Description of the task: Each entry below should be echoed exactly, with pictures omitted.

Dataset records on visual material
━━━━
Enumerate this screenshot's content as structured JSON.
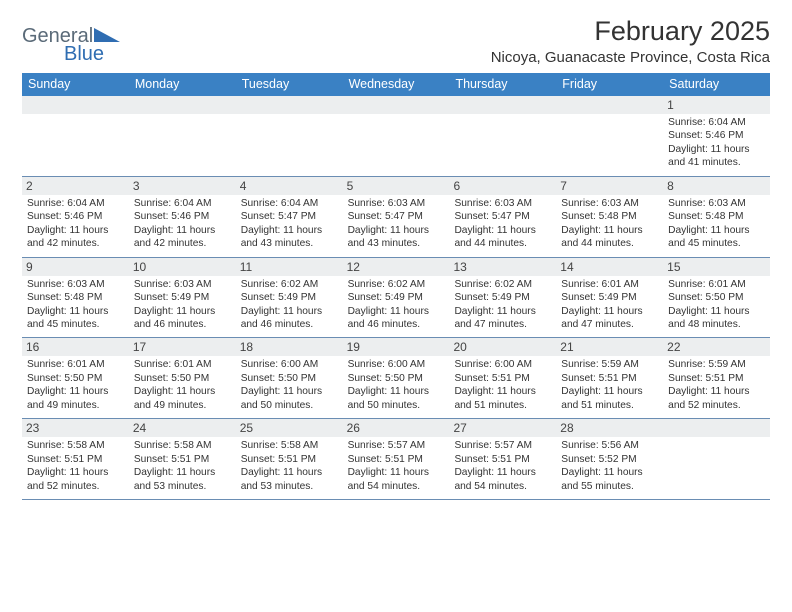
{
  "logo": {
    "word1": "General",
    "word2": "Blue",
    "color_gray": "#5a6a78",
    "color_blue": "#2f6db2"
  },
  "header": {
    "month_year": "February 2025",
    "location": "Nicoya, Guanacaste Province, Costa Rica"
  },
  "styles": {
    "header_bg": "#3a81c4",
    "header_fg": "#ffffff",
    "daynum_bg": "#eceeef",
    "border_color": "#6a8db3"
  },
  "day_names": [
    "Sunday",
    "Monday",
    "Tuesday",
    "Wednesday",
    "Thursday",
    "Friday",
    "Saturday"
  ],
  "weeks": [
    [
      {
        "day": "",
        "sunrise": "",
        "sunset": "",
        "daylight": ""
      },
      {
        "day": "",
        "sunrise": "",
        "sunset": "",
        "daylight": ""
      },
      {
        "day": "",
        "sunrise": "",
        "sunset": "",
        "daylight": ""
      },
      {
        "day": "",
        "sunrise": "",
        "sunset": "",
        "daylight": ""
      },
      {
        "day": "",
        "sunrise": "",
        "sunset": "",
        "daylight": ""
      },
      {
        "day": "",
        "sunrise": "",
        "sunset": "",
        "daylight": ""
      },
      {
        "day": "1",
        "sunrise": "Sunrise: 6:04 AM",
        "sunset": "Sunset: 5:46 PM",
        "daylight": "Daylight: 11 hours and 41 minutes."
      }
    ],
    [
      {
        "day": "2",
        "sunrise": "Sunrise: 6:04 AM",
        "sunset": "Sunset: 5:46 PM",
        "daylight": "Daylight: 11 hours and 42 minutes."
      },
      {
        "day": "3",
        "sunrise": "Sunrise: 6:04 AM",
        "sunset": "Sunset: 5:46 PM",
        "daylight": "Daylight: 11 hours and 42 minutes."
      },
      {
        "day": "4",
        "sunrise": "Sunrise: 6:04 AM",
        "sunset": "Sunset: 5:47 PM",
        "daylight": "Daylight: 11 hours and 43 minutes."
      },
      {
        "day": "5",
        "sunrise": "Sunrise: 6:03 AM",
        "sunset": "Sunset: 5:47 PM",
        "daylight": "Daylight: 11 hours and 43 minutes."
      },
      {
        "day": "6",
        "sunrise": "Sunrise: 6:03 AM",
        "sunset": "Sunset: 5:47 PM",
        "daylight": "Daylight: 11 hours and 44 minutes."
      },
      {
        "day": "7",
        "sunrise": "Sunrise: 6:03 AM",
        "sunset": "Sunset: 5:48 PM",
        "daylight": "Daylight: 11 hours and 44 minutes."
      },
      {
        "day": "8",
        "sunrise": "Sunrise: 6:03 AM",
        "sunset": "Sunset: 5:48 PM",
        "daylight": "Daylight: 11 hours and 45 minutes."
      }
    ],
    [
      {
        "day": "9",
        "sunrise": "Sunrise: 6:03 AM",
        "sunset": "Sunset: 5:48 PM",
        "daylight": "Daylight: 11 hours and 45 minutes."
      },
      {
        "day": "10",
        "sunrise": "Sunrise: 6:03 AM",
        "sunset": "Sunset: 5:49 PM",
        "daylight": "Daylight: 11 hours and 46 minutes."
      },
      {
        "day": "11",
        "sunrise": "Sunrise: 6:02 AM",
        "sunset": "Sunset: 5:49 PM",
        "daylight": "Daylight: 11 hours and 46 minutes."
      },
      {
        "day": "12",
        "sunrise": "Sunrise: 6:02 AM",
        "sunset": "Sunset: 5:49 PM",
        "daylight": "Daylight: 11 hours and 46 minutes."
      },
      {
        "day": "13",
        "sunrise": "Sunrise: 6:02 AM",
        "sunset": "Sunset: 5:49 PM",
        "daylight": "Daylight: 11 hours and 47 minutes."
      },
      {
        "day": "14",
        "sunrise": "Sunrise: 6:01 AM",
        "sunset": "Sunset: 5:49 PM",
        "daylight": "Daylight: 11 hours and 47 minutes."
      },
      {
        "day": "15",
        "sunrise": "Sunrise: 6:01 AM",
        "sunset": "Sunset: 5:50 PM",
        "daylight": "Daylight: 11 hours and 48 minutes."
      }
    ],
    [
      {
        "day": "16",
        "sunrise": "Sunrise: 6:01 AM",
        "sunset": "Sunset: 5:50 PM",
        "daylight": "Daylight: 11 hours and 49 minutes."
      },
      {
        "day": "17",
        "sunrise": "Sunrise: 6:01 AM",
        "sunset": "Sunset: 5:50 PM",
        "daylight": "Daylight: 11 hours and 49 minutes."
      },
      {
        "day": "18",
        "sunrise": "Sunrise: 6:00 AM",
        "sunset": "Sunset: 5:50 PM",
        "daylight": "Daylight: 11 hours and 50 minutes."
      },
      {
        "day": "19",
        "sunrise": "Sunrise: 6:00 AM",
        "sunset": "Sunset: 5:50 PM",
        "daylight": "Daylight: 11 hours and 50 minutes."
      },
      {
        "day": "20",
        "sunrise": "Sunrise: 6:00 AM",
        "sunset": "Sunset: 5:51 PM",
        "daylight": "Daylight: 11 hours and 51 minutes."
      },
      {
        "day": "21",
        "sunrise": "Sunrise: 5:59 AM",
        "sunset": "Sunset: 5:51 PM",
        "daylight": "Daylight: 11 hours and 51 minutes."
      },
      {
        "day": "22",
        "sunrise": "Sunrise: 5:59 AM",
        "sunset": "Sunset: 5:51 PM",
        "daylight": "Daylight: 11 hours and 52 minutes."
      }
    ],
    [
      {
        "day": "23",
        "sunrise": "Sunrise: 5:58 AM",
        "sunset": "Sunset: 5:51 PM",
        "daylight": "Daylight: 11 hours and 52 minutes."
      },
      {
        "day": "24",
        "sunrise": "Sunrise: 5:58 AM",
        "sunset": "Sunset: 5:51 PM",
        "daylight": "Daylight: 11 hours and 53 minutes."
      },
      {
        "day": "25",
        "sunrise": "Sunrise: 5:58 AM",
        "sunset": "Sunset: 5:51 PM",
        "daylight": "Daylight: 11 hours and 53 minutes."
      },
      {
        "day": "26",
        "sunrise": "Sunrise: 5:57 AM",
        "sunset": "Sunset: 5:51 PM",
        "daylight": "Daylight: 11 hours and 54 minutes."
      },
      {
        "day": "27",
        "sunrise": "Sunrise: 5:57 AM",
        "sunset": "Sunset: 5:51 PM",
        "daylight": "Daylight: 11 hours and 54 minutes."
      },
      {
        "day": "28",
        "sunrise": "Sunrise: 5:56 AM",
        "sunset": "Sunset: 5:52 PM",
        "daylight": "Daylight: 11 hours and 55 minutes."
      },
      {
        "day": "",
        "sunrise": "",
        "sunset": "",
        "daylight": ""
      }
    ]
  ]
}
━━━━
Exercise output:
Enumerate this screenshot's content as structured JSON.
{
  "logo": {
    "word1": "General",
    "word2": "Blue",
    "color_gray": "#5a6a78",
    "color_blue": "#2f6db2"
  },
  "header": {
    "month_year": "February 2025",
    "location": "Nicoya, Guanacaste Province, Costa Rica"
  },
  "styles": {
    "header_bg": "#3a81c4",
    "header_fg": "#ffffff",
    "daynum_bg": "#eceeef",
    "border_color": "#6a8db3"
  },
  "day_names": [
    "Sunday",
    "Monday",
    "Tuesday",
    "Wednesday",
    "Thursday",
    "Friday",
    "Saturday"
  ],
  "weeks": [
    [
      {
        "day": "",
        "sunrise": "",
        "sunset": "",
        "daylight": ""
      },
      {
        "day": "",
        "sunrise": "",
        "sunset": "",
        "daylight": ""
      },
      {
        "day": "",
        "sunrise": "",
        "sunset": "",
        "daylight": ""
      },
      {
        "day": "",
        "sunrise": "",
        "sunset": "",
        "daylight": ""
      },
      {
        "day": "",
        "sunrise": "",
        "sunset": "",
        "daylight": ""
      },
      {
        "day": "",
        "sunrise": "",
        "sunset": "",
        "daylight": ""
      },
      {
        "day": "1",
        "sunrise": "Sunrise: 6:04 AM",
        "sunset": "Sunset: 5:46 PM",
        "daylight": "Daylight: 11 hours and 41 minutes."
      }
    ],
    [
      {
        "day": "2",
        "sunrise": "Sunrise: 6:04 AM",
        "sunset": "Sunset: 5:46 PM",
        "daylight": "Daylight: 11 hours and 42 minutes."
      },
      {
        "day": "3",
        "sunrise": "Sunrise: 6:04 AM",
        "sunset": "Sunset: 5:46 PM",
        "daylight": "Daylight: 11 hours and 42 minutes."
      },
      {
        "day": "4",
        "sunrise": "Sunrise: 6:04 AM",
        "sunset": "Sunset: 5:47 PM",
        "daylight": "Daylight: 11 hours and 43 minutes."
      },
      {
        "day": "5",
        "sunrise": "Sunrise: 6:03 AM",
        "sunset": "Sunset: 5:47 PM",
        "daylight": "Daylight: 11 hours and 43 minutes."
      },
      {
        "day": "6",
        "sunrise": "Sunrise: 6:03 AM",
        "sunset": "Sunset: 5:47 PM",
        "daylight": "Daylight: 11 hours and 44 minutes."
      },
      {
        "day": "7",
        "sunrise": "Sunrise: 6:03 AM",
        "sunset": "Sunset: 5:48 PM",
        "daylight": "Daylight: 11 hours and 44 minutes."
      },
      {
        "day": "8",
        "sunrise": "Sunrise: 6:03 AM",
        "sunset": "Sunset: 5:48 PM",
        "daylight": "Daylight: 11 hours and 45 minutes."
      }
    ],
    [
      {
        "day": "9",
        "sunrise": "Sunrise: 6:03 AM",
        "sunset": "Sunset: 5:48 PM",
        "daylight": "Daylight: 11 hours and 45 minutes."
      },
      {
        "day": "10",
        "sunrise": "Sunrise: 6:03 AM",
        "sunset": "Sunset: 5:49 PM",
        "daylight": "Daylight: 11 hours and 46 minutes."
      },
      {
        "day": "11",
        "sunrise": "Sunrise: 6:02 AM",
        "sunset": "Sunset: 5:49 PM",
        "daylight": "Daylight: 11 hours and 46 minutes."
      },
      {
        "day": "12",
        "sunrise": "Sunrise: 6:02 AM",
        "sunset": "Sunset: 5:49 PM",
        "daylight": "Daylight: 11 hours and 46 minutes."
      },
      {
        "day": "13",
        "sunrise": "Sunrise: 6:02 AM",
        "sunset": "Sunset: 5:49 PM",
        "daylight": "Daylight: 11 hours and 47 minutes."
      },
      {
        "day": "14",
        "sunrise": "Sunrise: 6:01 AM",
        "sunset": "Sunset: 5:49 PM",
        "daylight": "Daylight: 11 hours and 47 minutes."
      },
      {
        "day": "15",
        "sunrise": "Sunrise: 6:01 AM",
        "sunset": "Sunset: 5:50 PM",
        "daylight": "Daylight: 11 hours and 48 minutes."
      }
    ],
    [
      {
        "day": "16",
        "sunrise": "Sunrise: 6:01 AM",
        "sunset": "Sunset: 5:50 PM",
        "daylight": "Daylight: 11 hours and 49 minutes."
      },
      {
        "day": "17",
        "sunrise": "Sunrise: 6:01 AM",
        "sunset": "Sunset: 5:50 PM",
        "daylight": "Daylight: 11 hours and 49 minutes."
      },
      {
        "day": "18",
        "sunrise": "Sunrise: 6:00 AM",
        "sunset": "Sunset: 5:50 PM",
        "daylight": "Daylight: 11 hours and 50 minutes."
      },
      {
        "day": "19",
        "sunrise": "Sunrise: 6:00 AM",
        "sunset": "Sunset: 5:50 PM",
        "daylight": "Daylight: 11 hours and 50 minutes."
      },
      {
        "day": "20",
        "sunrise": "Sunrise: 6:00 AM",
        "sunset": "Sunset: 5:51 PM",
        "daylight": "Daylight: 11 hours and 51 minutes."
      },
      {
        "day": "21",
        "sunrise": "Sunrise: 5:59 AM",
        "sunset": "Sunset: 5:51 PM",
        "daylight": "Daylight: 11 hours and 51 minutes."
      },
      {
        "day": "22",
        "sunrise": "Sunrise: 5:59 AM",
        "sunset": "Sunset: 5:51 PM",
        "daylight": "Daylight: 11 hours and 52 minutes."
      }
    ],
    [
      {
        "day": "23",
        "sunrise": "Sunrise: 5:58 AM",
        "sunset": "Sunset: 5:51 PM",
        "daylight": "Daylight: 11 hours and 52 minutes."
      },
      {
        "day": "24",
        "sunrise": "Sunrise: 5:58 AM",
        "sunset": "Sunset: 5:51 PM",
        "daylight": "Daylight: 11 hours and 53 minutes."
      },
      {
        "day": "25",
        "sunrise": "Sunrise: 5:58 AM",
        "sunset": "Sunset: 5:51 PM",
        "daylight": "Daylight: 11 hours and 53 minutes."
      },
      {
        "day": "26",
        "sunrise": "Sunrise: 5:57 AM",
        "sunset": "Sunset: 5:51 PM",
        "daylight": "Daylight: 11 hours and 54 minutes."
      },
      {
        "day": "27",
        "sunrise": "Sunrise: 5:57 AM",
        "sunset": "Sunset: 5:51 PM",
        "daylight": "Daylight: 11 hours and 54 minutes."
      },
      {
        "day": "28",
        "sunrise": "Sunrise: 5:56 AM",
        "sunset": "Sunset: 5:52 PM",
        "daylight": "Daylight: 11 hours and 55 minutes."
      },
      {
        "day": "",
        "sunrise": "",
        "sunset": "",
        "daylight": ""
      }
    ]
  ]
}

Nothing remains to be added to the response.